(Figure contents as structured data)
* * *
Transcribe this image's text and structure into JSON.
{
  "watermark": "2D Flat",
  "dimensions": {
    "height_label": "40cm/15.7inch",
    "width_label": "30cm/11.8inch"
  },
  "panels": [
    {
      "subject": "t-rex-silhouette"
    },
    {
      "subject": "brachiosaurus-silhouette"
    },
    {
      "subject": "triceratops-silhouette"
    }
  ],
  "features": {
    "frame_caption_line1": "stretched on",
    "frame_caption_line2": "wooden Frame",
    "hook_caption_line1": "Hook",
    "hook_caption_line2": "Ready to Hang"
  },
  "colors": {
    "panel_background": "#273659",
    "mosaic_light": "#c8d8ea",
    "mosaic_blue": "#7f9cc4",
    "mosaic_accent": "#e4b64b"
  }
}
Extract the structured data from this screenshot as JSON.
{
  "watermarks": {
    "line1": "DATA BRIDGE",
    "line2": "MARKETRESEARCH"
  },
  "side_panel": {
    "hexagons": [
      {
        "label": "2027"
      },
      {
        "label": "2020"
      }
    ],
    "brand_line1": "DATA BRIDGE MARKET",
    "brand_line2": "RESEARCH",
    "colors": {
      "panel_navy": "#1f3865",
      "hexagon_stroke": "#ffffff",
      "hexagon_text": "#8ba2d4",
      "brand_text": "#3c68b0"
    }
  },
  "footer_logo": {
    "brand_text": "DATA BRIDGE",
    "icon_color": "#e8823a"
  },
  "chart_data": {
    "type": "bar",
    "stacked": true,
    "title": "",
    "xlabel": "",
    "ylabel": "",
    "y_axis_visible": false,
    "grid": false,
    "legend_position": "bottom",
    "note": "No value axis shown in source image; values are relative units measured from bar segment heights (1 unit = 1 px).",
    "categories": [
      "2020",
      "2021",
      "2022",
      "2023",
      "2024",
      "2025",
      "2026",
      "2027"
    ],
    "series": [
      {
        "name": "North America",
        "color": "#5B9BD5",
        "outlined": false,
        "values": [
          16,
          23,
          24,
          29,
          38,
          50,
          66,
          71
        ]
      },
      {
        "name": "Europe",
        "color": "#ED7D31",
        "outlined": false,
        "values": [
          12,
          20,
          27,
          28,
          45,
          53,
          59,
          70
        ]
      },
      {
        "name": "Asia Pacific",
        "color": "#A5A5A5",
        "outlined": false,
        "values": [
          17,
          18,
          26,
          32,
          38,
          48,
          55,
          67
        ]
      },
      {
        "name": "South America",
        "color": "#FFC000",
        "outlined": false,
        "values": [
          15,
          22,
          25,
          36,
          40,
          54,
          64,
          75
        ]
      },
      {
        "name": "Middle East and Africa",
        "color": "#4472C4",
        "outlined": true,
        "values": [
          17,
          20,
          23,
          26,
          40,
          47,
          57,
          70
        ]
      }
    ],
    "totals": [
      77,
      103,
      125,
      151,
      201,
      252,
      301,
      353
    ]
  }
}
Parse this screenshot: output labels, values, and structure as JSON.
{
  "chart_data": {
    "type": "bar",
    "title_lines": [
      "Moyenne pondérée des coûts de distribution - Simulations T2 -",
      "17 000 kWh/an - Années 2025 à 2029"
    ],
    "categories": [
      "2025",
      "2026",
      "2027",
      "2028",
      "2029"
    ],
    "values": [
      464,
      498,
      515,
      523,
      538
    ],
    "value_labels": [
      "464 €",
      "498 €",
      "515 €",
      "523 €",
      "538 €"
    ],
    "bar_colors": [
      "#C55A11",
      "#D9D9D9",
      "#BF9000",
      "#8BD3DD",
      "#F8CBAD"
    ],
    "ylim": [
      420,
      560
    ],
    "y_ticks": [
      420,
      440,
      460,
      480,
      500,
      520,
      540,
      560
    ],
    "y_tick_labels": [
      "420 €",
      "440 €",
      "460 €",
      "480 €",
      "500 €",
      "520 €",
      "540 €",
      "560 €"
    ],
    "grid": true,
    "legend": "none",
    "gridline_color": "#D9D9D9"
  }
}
* * *
• What is asked:
Quote each line above in full, word for word.

• Output for this task:
Transcribe this image's text and structure into JSON.
{
  "watermark": "2D Flat",
  "dimensions": {
    "height_label": "40cm/15.7inch",
    "width_label": "30cm/11.8inch"
  },
  "panels": [
    {
      "subject": "t-rex-silhouette"
    },
    {
      "subject": "brachiosaurus-silhouette"
    },
    {
      "subject": "triceratops-silhouette"
    }
  ],
  "features": {
    "frame_caption_line1": "stretched on",
    "frame_caption_line2": "wooden Frame",
    "hook_caption_line1": "Hook",
    "hook_caption_line2": "Ready to Hang"
  },
  "colors": {
    "panel_background": "#273659",
    "mosaic_light": "#c8d8ea",
    "mosaic_blue": "#7f9cc4",
    "mosaic_accent": "#e4b64b"
  }
}
Extract the structured data from this screenshot as JSON.
{
  "watermarks": {
    "line1": "DATA BRIDGE",
    "line2": "MARKETRESEARCH"
  },
  "side_panel": {
    "hexagons": [
      {
        "label": "2027"
      },
      {
        "label": "2020"
      }
    ],
    "brand_line1": "DATA BRIDGE MARKET",
    "brand_line2": "RESEARCH",
    "colors": {
      "panel_navy": "#1f3865",
      "hexagon_stroke": "#ffffff",
      "hexagon_text": "#8ba2d4",
      "brand_text": "#3c68b0"
    }
  },
  "footer_logo": {
    "brand_text": "DATA BRIDGE",
    "icon_color": "#e8823a"
  },
  "chart_data": {
    "type": "bar",
    "stacked": true,
    "title": "",
    "xlabel": "",
    "ylabel": "",
    "y_axis_visible": false,
    "grid": false,
    "legend_position": "bottom",
    "note": "No value axis shown in source image; values are relative units measured from bar segment heights (1 unit = 1 px).",
    "categories": [
      "2020",
      "2021",
      "2022",
      "2023",
      "2024",
      "2025",
      "2026",
      "2027"
    ],
    "series": [
      {
        "name": "North America",
        "color": "#5B9BD5",
        "outlined": false,
        "values": [
          16,
          23,
          24,
          29,
          38,
          50,
          66,
          71
        ]
      },
      {
        "name": "Europe",
        "color": "#ED7D31",
        "outlined": false,
        "values": [
          12,
          20,
          27,
          28,
          45,
          53,
          59,
          70
        ]
      },
      {
        "name": "Asia Pacific",
        "color": "#A5A5A5",
        "outlined": false,
        "values": [
          17,
          18,
          26,
          32,
          38,
          48,
          55,
          67
        ]
      },
      {
        "name": "South America",
        "color": "#FFC000",
        "outlined": false,
        "values": [
          15,
          22,
          25,
          36,
          40,
          54,
          64,
          75
        ]
      },
      {
        "name": "Middle East and Africa",
        "color": "#4472C4",
        "outlined": true,
        "values": [
          17,
          20,
          23,
          26,
          40,
          47,
          57,
          70
        ]
      }
    ],
    "totals": [
      77,
      103,
      125,
      151,
      201,
      252,
      301,
      353
    ]
  }
}
Parse this screenshot: output labels, values, and structure as JSON.
{
  "chart_data": {
    "type": "bar",
    "title_lines": [
      "Moyenne pondérée des coûts de distribution - Simulations T2 -",
      "17 000 kWh/an - Années 2025 à 2029"
    ],
    "categories": [
      "2025",
      "2026",
      "2027",
      "2028",
      "2029"
    ],
    "values": [
      464,
      498,
      515,
      523,
      538
    ],
    "value_labels": [
      "464 €",
      "498 €",
      "515 €",
      "523 €",
      "538 €"
    ],
    "bar_colors": [
      "#C55A11",
      "#D9D9D9",
      "#BF9000",
      "#8BD3DD",
      "#F8CBAD"
    ],
    "ylim": [
      420,
      560
    ],
    "y_ticks": [
      420,
      440,
      460,
      480,
      500,
      520,
      540,
      560
    ],
    "y_tick_labels": [
      "420 €",
      "440 €",
      "460 €",
      "480 €",
      "500 €",
      "520 €",
      "540 €",
      "560 €"
    ],
    "grid": true,
    "legend": "none",
    "gridline_color": "#D9D9D9"
  }
}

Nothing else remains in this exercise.